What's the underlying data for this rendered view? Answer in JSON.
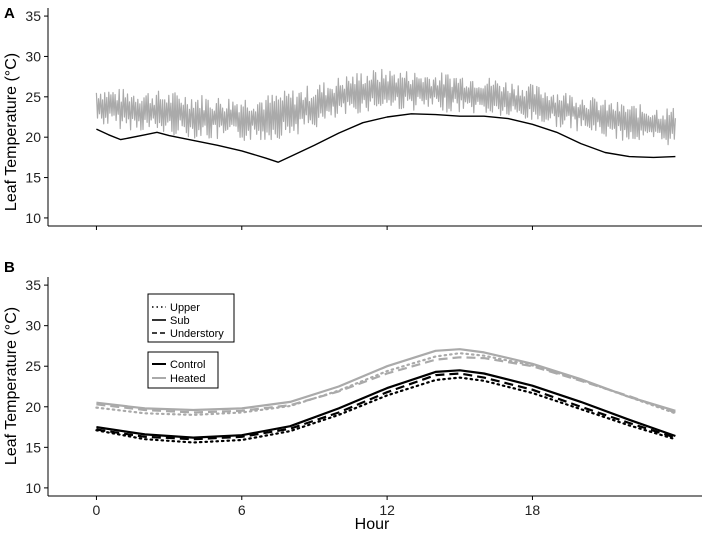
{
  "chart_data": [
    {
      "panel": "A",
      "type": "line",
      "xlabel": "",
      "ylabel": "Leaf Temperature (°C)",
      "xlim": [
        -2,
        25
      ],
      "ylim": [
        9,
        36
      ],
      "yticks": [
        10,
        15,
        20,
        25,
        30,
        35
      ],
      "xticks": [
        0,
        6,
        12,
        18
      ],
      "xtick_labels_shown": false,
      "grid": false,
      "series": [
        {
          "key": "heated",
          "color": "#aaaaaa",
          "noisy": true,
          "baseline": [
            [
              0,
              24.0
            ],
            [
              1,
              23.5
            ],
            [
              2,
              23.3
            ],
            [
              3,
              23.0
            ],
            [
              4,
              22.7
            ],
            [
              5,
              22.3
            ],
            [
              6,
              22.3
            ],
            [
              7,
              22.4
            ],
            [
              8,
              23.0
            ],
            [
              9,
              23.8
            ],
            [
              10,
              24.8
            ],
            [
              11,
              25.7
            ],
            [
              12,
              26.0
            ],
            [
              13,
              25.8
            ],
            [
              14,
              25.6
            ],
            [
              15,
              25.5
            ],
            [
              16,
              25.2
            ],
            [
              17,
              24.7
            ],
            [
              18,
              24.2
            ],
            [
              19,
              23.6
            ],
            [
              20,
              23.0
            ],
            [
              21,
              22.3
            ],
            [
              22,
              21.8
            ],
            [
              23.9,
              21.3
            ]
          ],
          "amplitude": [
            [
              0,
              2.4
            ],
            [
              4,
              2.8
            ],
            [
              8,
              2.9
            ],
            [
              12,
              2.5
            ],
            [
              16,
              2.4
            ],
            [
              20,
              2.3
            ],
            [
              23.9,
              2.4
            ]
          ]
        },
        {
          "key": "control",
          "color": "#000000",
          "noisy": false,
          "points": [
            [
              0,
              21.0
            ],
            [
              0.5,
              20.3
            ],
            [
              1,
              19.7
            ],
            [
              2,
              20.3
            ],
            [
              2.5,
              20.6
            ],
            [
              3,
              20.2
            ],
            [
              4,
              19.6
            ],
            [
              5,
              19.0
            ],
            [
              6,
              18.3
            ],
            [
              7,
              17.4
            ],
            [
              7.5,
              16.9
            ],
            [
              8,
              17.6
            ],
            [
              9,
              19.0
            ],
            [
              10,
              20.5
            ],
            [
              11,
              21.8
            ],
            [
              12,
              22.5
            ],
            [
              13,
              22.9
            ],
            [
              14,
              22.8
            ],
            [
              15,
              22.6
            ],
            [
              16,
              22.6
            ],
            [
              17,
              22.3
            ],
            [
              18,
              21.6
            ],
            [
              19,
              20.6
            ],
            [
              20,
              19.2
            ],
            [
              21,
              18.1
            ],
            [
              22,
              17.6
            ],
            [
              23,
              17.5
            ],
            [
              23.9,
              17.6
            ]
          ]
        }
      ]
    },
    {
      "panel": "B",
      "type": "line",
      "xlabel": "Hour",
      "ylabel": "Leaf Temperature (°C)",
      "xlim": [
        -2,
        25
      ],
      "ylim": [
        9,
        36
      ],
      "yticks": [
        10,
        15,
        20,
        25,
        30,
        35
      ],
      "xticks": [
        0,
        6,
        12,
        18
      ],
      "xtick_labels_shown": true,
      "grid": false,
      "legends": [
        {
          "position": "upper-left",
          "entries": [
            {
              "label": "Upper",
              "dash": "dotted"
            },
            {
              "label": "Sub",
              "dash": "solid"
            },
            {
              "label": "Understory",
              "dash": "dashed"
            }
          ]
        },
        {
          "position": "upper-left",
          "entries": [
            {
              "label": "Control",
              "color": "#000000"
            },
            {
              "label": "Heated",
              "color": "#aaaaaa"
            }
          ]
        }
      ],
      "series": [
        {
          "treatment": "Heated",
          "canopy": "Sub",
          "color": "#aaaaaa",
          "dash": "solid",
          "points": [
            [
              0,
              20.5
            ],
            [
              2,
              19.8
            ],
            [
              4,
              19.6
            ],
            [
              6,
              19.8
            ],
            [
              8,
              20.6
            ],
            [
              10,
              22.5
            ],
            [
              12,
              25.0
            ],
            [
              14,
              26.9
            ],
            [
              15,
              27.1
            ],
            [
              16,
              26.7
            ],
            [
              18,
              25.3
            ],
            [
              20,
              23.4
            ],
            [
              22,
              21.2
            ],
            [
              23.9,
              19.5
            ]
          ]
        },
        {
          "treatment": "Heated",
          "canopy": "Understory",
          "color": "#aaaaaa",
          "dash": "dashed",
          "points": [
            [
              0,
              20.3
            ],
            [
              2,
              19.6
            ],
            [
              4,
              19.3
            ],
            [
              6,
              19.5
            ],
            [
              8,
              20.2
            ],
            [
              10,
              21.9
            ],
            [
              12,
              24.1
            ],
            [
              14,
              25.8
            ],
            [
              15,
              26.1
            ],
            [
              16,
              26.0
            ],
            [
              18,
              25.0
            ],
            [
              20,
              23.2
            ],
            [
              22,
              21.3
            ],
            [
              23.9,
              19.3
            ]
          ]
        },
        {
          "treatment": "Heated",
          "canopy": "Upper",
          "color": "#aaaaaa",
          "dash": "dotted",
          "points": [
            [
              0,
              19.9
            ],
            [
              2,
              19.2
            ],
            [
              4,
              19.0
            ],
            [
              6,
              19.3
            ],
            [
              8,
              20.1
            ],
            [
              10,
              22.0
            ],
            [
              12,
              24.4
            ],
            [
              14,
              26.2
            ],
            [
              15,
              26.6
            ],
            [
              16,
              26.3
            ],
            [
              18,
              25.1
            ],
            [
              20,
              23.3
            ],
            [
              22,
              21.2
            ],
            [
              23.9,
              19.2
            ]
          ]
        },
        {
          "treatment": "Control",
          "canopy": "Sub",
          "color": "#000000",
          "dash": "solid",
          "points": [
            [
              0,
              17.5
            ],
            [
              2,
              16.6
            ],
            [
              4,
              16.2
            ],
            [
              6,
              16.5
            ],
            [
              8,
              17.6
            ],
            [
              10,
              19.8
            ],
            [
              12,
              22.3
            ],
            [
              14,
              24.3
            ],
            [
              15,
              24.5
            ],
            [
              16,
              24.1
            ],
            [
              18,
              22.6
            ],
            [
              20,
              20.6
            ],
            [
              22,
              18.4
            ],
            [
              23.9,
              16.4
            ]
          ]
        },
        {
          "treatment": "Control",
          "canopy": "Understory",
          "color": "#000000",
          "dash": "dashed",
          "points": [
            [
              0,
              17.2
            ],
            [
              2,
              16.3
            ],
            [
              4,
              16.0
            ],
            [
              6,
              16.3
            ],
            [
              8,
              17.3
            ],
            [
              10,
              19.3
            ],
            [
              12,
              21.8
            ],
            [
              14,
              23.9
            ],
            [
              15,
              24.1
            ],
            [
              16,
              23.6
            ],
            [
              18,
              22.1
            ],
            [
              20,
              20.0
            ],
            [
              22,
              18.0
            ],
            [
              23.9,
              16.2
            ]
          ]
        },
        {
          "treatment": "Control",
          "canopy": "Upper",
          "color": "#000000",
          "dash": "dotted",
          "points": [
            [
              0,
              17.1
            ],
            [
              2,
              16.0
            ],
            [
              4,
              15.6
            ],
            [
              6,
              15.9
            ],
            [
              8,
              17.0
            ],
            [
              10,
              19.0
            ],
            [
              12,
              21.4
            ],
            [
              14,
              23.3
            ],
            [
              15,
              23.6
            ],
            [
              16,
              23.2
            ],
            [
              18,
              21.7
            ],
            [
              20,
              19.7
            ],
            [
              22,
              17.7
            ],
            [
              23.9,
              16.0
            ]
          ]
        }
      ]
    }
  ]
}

...

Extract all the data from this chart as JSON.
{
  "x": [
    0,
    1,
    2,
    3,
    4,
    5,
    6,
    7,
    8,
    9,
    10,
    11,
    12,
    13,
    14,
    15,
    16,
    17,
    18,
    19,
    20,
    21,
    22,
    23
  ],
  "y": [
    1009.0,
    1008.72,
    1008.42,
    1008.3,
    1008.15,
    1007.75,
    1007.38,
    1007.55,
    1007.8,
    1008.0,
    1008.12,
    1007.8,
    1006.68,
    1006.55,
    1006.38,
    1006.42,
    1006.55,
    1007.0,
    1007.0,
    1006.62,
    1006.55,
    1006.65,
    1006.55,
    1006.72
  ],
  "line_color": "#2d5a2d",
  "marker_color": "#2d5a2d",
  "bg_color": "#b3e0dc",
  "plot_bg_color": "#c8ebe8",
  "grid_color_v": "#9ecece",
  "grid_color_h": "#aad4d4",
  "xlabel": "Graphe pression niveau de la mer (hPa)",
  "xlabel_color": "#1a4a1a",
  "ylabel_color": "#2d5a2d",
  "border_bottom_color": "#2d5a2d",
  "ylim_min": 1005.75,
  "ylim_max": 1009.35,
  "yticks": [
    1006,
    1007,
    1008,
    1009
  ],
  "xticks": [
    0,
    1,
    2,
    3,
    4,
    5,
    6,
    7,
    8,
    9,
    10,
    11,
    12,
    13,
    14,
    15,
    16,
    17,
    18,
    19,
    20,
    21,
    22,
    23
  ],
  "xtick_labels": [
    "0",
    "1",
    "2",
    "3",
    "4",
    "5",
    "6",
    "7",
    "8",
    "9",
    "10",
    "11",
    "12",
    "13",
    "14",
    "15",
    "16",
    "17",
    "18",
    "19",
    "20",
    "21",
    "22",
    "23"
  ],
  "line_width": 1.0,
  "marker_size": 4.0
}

* * *

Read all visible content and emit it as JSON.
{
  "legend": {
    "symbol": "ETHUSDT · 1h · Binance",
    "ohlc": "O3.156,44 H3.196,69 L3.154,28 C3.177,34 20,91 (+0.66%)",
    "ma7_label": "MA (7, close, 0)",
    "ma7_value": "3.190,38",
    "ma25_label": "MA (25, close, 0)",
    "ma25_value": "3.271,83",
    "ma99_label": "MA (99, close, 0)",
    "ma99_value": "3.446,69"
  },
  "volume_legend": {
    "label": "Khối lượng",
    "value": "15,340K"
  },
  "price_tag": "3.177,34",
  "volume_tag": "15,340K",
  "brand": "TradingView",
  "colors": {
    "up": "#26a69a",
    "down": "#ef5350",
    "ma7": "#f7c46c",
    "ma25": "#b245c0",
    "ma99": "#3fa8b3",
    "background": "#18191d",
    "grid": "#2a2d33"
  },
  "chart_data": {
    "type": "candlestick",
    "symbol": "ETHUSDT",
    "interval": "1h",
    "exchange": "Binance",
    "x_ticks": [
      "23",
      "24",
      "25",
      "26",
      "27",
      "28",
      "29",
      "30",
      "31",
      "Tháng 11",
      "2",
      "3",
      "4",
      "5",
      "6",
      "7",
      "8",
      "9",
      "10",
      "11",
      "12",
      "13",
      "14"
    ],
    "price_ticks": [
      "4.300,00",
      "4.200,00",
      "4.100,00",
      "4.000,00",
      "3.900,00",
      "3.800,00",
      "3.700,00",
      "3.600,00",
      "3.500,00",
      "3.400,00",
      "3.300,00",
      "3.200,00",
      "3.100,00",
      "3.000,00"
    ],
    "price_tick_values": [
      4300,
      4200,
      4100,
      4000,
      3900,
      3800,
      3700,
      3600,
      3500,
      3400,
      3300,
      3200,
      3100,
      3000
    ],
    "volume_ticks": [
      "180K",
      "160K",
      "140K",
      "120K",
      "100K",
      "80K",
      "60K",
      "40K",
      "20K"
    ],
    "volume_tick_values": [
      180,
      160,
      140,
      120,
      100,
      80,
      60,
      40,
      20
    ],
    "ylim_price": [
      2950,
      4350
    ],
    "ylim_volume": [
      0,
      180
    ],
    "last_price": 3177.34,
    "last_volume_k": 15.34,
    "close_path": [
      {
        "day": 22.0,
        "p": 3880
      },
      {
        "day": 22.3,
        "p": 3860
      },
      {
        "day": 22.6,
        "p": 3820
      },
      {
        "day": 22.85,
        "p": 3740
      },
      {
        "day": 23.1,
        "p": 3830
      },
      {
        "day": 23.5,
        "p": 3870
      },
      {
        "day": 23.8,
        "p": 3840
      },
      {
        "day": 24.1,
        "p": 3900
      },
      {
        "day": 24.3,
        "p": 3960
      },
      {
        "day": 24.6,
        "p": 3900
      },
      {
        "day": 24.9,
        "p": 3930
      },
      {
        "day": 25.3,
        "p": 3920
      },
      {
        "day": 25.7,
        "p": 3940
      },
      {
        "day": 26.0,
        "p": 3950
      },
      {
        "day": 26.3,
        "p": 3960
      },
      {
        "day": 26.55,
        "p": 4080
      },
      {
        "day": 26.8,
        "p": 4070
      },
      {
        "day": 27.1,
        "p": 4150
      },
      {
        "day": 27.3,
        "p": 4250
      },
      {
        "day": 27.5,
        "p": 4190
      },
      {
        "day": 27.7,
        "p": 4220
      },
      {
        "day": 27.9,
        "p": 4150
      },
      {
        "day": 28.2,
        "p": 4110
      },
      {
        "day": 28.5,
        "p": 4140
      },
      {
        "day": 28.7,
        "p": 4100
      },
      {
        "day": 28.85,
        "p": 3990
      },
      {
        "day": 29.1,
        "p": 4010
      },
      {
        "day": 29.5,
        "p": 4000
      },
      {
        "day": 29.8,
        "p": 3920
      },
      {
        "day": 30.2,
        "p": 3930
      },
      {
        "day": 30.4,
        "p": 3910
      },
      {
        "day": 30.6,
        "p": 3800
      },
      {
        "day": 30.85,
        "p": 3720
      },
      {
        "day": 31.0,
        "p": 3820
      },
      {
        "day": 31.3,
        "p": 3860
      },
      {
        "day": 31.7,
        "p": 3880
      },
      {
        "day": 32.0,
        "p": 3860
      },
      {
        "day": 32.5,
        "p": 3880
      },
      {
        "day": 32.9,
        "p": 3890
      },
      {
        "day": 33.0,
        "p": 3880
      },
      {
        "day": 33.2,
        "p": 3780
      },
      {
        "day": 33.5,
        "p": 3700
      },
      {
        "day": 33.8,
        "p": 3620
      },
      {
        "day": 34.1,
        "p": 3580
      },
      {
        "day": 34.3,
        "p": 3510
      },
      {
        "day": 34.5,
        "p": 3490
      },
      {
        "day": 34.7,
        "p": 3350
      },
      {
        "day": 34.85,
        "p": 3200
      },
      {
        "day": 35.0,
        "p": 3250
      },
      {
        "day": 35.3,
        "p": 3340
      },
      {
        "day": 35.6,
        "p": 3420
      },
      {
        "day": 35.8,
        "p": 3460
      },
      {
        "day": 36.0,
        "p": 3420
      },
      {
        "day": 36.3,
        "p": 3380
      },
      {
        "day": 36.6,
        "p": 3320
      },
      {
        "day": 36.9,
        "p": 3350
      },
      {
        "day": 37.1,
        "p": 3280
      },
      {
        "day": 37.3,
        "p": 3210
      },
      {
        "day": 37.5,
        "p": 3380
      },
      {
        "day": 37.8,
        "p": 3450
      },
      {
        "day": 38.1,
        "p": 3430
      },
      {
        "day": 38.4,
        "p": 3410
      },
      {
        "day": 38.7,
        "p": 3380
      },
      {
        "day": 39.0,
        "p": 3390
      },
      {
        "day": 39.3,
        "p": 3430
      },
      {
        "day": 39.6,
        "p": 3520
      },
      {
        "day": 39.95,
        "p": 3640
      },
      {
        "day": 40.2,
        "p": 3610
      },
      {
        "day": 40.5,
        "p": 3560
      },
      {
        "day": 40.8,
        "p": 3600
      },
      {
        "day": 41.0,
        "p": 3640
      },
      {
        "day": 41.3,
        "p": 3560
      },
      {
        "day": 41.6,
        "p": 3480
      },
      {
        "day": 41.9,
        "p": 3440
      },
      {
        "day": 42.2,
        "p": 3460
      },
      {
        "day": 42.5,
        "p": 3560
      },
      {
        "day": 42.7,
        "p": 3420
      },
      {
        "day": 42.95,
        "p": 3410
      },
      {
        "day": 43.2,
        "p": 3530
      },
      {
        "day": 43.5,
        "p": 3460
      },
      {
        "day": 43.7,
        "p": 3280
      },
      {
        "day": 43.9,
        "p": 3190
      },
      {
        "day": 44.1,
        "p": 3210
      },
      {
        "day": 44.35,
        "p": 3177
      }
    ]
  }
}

— GOAL —
Indicate how many lines of the material include the word "ETHUSDT"; the number alone is required.

— FULL RESPONSE —
2